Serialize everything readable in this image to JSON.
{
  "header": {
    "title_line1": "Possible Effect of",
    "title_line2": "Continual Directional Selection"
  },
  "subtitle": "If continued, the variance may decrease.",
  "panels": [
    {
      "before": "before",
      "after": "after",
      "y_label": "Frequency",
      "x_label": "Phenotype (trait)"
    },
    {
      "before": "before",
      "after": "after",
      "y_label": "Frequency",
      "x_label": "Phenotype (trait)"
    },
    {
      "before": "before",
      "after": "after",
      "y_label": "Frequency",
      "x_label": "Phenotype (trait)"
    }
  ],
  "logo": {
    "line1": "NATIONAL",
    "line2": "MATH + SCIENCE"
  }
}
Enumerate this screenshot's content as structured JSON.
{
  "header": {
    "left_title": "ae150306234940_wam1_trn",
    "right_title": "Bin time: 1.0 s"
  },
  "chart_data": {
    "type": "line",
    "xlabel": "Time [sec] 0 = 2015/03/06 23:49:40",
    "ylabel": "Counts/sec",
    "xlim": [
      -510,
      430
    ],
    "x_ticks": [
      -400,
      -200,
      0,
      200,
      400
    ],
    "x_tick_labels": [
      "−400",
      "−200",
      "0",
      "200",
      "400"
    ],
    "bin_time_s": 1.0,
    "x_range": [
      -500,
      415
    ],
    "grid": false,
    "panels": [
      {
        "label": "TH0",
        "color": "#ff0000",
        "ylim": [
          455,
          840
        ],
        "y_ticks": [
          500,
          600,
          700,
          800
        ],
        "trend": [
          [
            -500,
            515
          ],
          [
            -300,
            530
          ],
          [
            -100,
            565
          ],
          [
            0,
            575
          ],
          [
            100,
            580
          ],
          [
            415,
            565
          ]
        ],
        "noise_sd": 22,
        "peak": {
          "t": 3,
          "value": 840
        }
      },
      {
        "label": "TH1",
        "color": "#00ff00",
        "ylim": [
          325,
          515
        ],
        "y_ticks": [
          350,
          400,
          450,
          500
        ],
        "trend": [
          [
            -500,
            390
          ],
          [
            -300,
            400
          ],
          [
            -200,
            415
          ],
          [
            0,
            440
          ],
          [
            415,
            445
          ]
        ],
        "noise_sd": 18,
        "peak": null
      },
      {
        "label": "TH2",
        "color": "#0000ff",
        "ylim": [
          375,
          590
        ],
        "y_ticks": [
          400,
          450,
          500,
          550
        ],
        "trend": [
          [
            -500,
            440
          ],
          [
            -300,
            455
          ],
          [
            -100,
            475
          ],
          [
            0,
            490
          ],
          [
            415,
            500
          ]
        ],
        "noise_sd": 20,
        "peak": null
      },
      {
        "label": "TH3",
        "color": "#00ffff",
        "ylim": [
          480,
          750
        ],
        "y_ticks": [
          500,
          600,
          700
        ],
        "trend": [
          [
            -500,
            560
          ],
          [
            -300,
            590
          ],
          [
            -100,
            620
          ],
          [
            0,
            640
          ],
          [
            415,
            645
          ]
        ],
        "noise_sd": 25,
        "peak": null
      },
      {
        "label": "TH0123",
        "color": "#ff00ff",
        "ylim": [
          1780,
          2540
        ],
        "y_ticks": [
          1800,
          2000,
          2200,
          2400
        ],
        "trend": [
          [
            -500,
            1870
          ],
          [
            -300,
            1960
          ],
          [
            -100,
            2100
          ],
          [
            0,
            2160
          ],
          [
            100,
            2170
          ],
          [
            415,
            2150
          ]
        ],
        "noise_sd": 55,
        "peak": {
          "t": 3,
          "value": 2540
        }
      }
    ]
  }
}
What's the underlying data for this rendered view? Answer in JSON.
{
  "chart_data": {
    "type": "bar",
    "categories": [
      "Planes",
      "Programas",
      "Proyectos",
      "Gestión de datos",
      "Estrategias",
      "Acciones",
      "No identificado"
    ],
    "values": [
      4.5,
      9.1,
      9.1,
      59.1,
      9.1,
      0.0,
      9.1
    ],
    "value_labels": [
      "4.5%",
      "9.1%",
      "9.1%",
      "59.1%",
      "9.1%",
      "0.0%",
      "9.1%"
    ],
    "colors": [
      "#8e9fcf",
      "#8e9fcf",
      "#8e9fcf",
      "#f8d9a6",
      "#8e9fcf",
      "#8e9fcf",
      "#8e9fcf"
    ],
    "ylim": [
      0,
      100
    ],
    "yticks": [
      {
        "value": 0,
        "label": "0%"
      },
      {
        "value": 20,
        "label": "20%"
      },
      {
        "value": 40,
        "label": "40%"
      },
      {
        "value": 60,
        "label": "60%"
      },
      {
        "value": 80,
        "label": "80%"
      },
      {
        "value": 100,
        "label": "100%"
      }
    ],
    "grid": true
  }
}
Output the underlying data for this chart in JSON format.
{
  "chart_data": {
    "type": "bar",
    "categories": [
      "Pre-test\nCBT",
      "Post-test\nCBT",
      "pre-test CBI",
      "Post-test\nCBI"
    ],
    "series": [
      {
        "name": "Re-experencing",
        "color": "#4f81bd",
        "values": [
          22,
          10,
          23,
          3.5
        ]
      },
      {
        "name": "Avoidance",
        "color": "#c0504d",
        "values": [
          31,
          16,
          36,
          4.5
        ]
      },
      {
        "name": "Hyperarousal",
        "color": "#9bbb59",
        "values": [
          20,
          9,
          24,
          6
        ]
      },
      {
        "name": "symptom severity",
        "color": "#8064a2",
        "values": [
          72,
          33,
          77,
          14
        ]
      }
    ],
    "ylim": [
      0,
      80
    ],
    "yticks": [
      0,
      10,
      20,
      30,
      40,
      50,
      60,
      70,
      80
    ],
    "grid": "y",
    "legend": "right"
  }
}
------
Exercise task
Scan the data above and copy every line with "underlying" in it.

Finished answer
What's the underlying data for this rendered view? Answer in JSON.
Output the underlying data for this chart in JSON format.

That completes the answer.